§ **Task prompt**
Repeat the data verbatim.

§ **Dataset extract**

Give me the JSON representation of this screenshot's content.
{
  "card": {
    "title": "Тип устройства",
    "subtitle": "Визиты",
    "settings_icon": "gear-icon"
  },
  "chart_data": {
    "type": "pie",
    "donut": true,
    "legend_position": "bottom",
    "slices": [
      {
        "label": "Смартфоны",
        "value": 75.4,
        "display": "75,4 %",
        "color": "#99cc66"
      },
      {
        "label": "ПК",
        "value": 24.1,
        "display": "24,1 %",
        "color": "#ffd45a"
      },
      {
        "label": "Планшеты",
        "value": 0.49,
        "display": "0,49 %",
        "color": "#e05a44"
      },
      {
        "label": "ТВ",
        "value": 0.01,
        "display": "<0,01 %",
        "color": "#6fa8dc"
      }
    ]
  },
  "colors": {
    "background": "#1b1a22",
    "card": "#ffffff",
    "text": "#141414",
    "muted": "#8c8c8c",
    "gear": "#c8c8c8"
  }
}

§ **Output**
Give me the JSON representation of this screenshot's content.
{
  "card": {
    "title": "Тип устройства",
    "subtitle": "Визиты",
    "settings_icon": "gear-icon"
  },
  "chart_data": {
    "type": "pie",
    "donut": true,
    "legend_position": "bottom",
    "slices": [
      {
        "label": "Смартфоны",
        "value": 75.4,
        "display": "75,4 %",
        "color": "#99cc66"
      },
      {
        "label": "ПК",
        "value": 24.1,
        "display": "24,1 %",
        "color": "#ffd45a"
      },
      {
        "label": "Планшеты",
        "value": 0.49,
        "display": "0,49 %",
        "color": "#e05a44"
      },
      {
        "label": "ТВ",
        "value": 0.01,
        "display": "<0,01 %",
        "color": "#6fa8dc"
      }
    ]
  },
  "colors": {
    "background": "#1b1a22",
    "card": "#ffffff",
    "text": "#141414",
    "muted": "#8c8c8c",
    "gear": "#c8c8c8"
  }
}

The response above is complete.